• [Short exercise]:
All lines featuring the string "области" are to be listed.

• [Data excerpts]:
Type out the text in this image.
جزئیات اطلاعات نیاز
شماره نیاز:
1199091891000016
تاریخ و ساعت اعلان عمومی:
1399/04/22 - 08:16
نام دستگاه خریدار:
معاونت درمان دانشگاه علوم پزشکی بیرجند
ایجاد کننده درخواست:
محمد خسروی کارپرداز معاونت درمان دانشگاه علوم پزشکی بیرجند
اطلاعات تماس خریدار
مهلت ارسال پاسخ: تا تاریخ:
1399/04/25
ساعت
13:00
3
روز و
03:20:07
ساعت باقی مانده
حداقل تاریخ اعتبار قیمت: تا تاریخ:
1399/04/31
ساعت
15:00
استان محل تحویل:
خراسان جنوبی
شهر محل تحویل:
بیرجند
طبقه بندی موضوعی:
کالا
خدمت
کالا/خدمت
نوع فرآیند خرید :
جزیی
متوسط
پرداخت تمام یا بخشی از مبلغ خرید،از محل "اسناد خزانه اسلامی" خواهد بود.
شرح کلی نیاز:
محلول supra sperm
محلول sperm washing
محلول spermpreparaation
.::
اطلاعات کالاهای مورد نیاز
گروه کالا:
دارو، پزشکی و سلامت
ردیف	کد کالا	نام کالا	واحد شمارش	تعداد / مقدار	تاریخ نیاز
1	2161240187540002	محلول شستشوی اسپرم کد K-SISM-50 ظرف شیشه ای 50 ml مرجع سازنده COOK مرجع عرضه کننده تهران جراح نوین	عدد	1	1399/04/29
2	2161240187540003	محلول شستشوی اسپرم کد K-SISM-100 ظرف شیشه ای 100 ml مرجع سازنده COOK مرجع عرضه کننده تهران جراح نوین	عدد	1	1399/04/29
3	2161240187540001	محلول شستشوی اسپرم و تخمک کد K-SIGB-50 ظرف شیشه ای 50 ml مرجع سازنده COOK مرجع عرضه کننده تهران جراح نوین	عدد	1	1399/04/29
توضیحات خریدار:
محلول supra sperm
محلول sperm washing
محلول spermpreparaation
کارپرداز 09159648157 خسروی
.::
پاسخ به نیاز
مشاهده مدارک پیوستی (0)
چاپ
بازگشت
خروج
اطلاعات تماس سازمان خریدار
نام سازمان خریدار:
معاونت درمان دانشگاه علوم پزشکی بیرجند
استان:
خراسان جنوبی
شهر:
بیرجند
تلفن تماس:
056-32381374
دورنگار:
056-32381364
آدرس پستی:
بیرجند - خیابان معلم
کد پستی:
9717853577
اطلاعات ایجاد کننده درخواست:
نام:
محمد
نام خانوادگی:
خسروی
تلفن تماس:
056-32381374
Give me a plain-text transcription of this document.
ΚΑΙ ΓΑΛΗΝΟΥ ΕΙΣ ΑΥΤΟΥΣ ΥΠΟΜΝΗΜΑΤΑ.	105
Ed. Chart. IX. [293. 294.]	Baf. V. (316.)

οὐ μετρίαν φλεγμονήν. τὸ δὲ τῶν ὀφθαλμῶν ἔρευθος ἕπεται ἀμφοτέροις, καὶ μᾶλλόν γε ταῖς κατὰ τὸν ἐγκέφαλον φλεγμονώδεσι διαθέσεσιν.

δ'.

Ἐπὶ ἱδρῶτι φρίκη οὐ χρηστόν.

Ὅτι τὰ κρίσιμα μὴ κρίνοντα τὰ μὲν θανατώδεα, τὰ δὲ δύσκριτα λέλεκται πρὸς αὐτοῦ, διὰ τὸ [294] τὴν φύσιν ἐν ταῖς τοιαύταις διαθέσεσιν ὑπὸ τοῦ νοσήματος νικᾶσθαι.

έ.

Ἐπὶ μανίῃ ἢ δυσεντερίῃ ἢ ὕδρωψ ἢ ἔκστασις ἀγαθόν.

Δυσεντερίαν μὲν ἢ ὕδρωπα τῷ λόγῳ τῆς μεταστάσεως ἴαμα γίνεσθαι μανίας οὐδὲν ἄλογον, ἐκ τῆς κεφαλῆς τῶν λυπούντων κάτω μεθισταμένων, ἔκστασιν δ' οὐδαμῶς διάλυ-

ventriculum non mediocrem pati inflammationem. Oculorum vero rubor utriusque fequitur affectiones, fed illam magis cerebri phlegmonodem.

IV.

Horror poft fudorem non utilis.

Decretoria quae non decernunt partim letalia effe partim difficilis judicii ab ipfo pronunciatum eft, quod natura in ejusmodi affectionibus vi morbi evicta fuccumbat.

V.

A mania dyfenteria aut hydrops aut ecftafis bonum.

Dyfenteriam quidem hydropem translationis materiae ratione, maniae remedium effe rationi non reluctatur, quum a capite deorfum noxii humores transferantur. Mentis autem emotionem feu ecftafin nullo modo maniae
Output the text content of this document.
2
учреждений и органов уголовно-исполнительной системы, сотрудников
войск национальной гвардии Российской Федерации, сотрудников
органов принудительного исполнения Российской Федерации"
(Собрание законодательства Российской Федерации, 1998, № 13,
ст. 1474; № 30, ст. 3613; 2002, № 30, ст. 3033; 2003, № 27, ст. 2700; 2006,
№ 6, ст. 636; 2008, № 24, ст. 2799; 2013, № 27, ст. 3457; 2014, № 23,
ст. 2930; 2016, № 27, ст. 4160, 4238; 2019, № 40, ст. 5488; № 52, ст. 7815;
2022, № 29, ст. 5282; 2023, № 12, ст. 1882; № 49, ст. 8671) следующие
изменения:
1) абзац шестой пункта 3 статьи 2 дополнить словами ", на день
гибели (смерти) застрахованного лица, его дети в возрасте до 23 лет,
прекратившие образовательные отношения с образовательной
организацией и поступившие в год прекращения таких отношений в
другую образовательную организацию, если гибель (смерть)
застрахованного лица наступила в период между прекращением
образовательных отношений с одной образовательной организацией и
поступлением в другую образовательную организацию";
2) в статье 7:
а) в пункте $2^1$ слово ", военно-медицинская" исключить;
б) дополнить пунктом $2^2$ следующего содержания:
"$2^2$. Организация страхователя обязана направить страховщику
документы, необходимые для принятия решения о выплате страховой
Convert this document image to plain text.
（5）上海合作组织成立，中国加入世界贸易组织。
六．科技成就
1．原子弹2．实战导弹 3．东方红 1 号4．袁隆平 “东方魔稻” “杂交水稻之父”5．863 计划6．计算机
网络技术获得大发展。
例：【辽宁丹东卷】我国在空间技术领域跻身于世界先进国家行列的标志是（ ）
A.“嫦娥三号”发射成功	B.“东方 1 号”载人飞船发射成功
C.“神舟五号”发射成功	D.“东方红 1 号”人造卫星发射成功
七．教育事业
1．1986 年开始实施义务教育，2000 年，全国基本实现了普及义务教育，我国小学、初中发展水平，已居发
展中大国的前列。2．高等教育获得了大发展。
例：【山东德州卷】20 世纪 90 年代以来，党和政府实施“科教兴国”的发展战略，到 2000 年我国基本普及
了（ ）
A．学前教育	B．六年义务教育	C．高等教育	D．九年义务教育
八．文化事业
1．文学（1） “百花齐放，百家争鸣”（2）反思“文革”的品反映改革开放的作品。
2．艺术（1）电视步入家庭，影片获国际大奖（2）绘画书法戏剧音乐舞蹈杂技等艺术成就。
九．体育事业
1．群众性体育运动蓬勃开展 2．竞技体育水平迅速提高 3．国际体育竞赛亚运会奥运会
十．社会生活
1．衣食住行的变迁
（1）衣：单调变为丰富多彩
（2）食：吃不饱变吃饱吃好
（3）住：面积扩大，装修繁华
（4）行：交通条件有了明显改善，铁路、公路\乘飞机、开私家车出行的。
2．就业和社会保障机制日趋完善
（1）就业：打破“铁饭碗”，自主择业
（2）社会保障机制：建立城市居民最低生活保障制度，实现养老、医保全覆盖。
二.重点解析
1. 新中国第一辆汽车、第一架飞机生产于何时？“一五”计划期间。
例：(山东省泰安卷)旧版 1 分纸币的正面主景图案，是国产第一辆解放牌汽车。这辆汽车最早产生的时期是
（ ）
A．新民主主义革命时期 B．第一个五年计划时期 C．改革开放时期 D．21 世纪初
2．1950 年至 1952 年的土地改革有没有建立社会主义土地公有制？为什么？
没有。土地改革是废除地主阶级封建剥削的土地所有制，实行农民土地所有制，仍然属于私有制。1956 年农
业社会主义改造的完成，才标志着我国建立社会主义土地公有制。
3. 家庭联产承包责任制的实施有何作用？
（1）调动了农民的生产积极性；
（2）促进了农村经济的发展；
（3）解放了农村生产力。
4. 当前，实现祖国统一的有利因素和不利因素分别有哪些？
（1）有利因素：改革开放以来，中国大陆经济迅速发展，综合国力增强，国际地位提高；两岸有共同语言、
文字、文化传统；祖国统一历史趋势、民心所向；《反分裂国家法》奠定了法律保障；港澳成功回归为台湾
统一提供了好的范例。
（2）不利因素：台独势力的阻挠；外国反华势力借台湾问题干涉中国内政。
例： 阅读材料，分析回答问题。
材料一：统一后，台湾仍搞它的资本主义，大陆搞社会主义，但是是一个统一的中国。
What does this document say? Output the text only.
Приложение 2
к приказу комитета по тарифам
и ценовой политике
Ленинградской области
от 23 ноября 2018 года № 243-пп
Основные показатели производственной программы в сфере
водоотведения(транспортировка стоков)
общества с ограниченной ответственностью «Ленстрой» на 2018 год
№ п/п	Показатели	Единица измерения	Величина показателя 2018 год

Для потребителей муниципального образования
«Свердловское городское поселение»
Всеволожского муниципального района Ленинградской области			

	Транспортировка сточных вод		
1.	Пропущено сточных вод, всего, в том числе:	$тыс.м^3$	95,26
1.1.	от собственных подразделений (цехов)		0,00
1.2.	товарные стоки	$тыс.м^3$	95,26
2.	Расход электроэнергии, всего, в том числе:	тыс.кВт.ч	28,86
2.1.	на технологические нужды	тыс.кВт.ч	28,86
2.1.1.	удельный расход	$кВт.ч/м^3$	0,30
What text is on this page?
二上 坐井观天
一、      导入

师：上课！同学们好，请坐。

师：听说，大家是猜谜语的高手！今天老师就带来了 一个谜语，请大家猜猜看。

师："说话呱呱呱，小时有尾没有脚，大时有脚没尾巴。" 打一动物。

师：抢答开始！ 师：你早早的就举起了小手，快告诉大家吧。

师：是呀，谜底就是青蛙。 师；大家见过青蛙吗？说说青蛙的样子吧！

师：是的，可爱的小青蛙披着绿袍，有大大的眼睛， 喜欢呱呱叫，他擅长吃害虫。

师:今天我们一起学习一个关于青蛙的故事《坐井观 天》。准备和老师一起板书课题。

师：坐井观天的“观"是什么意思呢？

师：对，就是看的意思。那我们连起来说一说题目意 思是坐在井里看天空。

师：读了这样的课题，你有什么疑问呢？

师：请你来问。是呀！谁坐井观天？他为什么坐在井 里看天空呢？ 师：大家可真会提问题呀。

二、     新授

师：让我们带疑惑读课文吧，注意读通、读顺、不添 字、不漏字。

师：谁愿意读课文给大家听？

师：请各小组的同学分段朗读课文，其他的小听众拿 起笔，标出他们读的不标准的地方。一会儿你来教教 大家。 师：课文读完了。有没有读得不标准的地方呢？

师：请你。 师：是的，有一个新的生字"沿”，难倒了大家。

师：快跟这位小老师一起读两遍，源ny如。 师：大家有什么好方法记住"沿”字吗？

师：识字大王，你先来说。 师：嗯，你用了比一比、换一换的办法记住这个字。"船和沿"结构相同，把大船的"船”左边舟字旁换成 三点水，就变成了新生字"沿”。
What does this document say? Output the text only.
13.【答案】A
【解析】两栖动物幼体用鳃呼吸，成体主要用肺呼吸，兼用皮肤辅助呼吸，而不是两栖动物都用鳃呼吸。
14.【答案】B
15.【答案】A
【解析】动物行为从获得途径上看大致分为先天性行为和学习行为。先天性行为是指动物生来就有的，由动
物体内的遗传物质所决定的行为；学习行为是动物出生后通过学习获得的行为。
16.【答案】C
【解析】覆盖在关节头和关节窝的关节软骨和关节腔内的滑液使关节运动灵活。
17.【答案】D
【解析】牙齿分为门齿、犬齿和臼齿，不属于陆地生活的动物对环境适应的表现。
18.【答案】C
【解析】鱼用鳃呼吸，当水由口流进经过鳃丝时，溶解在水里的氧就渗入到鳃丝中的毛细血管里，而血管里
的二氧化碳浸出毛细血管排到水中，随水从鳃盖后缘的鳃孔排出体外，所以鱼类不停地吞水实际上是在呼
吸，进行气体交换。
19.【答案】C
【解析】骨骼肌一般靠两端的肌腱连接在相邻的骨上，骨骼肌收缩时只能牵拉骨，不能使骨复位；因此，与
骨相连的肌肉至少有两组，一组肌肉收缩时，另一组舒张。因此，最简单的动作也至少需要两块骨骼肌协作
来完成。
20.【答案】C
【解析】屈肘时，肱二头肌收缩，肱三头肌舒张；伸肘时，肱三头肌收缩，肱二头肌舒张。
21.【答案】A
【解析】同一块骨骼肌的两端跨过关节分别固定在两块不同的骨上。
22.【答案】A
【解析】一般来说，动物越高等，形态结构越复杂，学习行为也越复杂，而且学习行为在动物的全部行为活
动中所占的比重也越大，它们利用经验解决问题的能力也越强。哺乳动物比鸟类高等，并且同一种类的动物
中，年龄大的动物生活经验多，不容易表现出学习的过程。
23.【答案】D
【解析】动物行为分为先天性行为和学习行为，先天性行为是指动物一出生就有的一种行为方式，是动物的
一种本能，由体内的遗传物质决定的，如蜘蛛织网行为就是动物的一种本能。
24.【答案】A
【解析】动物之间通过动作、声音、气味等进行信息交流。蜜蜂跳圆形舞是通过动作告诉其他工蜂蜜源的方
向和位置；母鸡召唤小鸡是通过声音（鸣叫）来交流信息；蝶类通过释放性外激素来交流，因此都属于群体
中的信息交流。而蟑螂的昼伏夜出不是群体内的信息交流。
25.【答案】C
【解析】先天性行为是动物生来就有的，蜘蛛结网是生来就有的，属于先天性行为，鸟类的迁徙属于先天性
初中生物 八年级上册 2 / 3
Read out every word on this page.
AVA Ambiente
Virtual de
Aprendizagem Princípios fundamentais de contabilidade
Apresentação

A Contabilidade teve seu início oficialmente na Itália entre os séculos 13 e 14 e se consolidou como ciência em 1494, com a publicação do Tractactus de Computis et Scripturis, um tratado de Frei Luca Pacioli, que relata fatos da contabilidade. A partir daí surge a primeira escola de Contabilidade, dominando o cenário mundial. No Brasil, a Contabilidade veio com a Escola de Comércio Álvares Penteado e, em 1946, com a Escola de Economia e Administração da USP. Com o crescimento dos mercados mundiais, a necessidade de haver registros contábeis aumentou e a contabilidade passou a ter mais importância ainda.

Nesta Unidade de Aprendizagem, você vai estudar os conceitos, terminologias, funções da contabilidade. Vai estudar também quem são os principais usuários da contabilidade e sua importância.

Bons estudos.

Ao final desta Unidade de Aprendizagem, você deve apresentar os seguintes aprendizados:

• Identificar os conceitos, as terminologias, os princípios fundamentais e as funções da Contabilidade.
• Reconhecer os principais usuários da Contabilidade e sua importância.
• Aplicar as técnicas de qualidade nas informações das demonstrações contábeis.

• [Solution for this exercise]:
Ленинградской области
Всеволожского муниципального района Ленинградской области			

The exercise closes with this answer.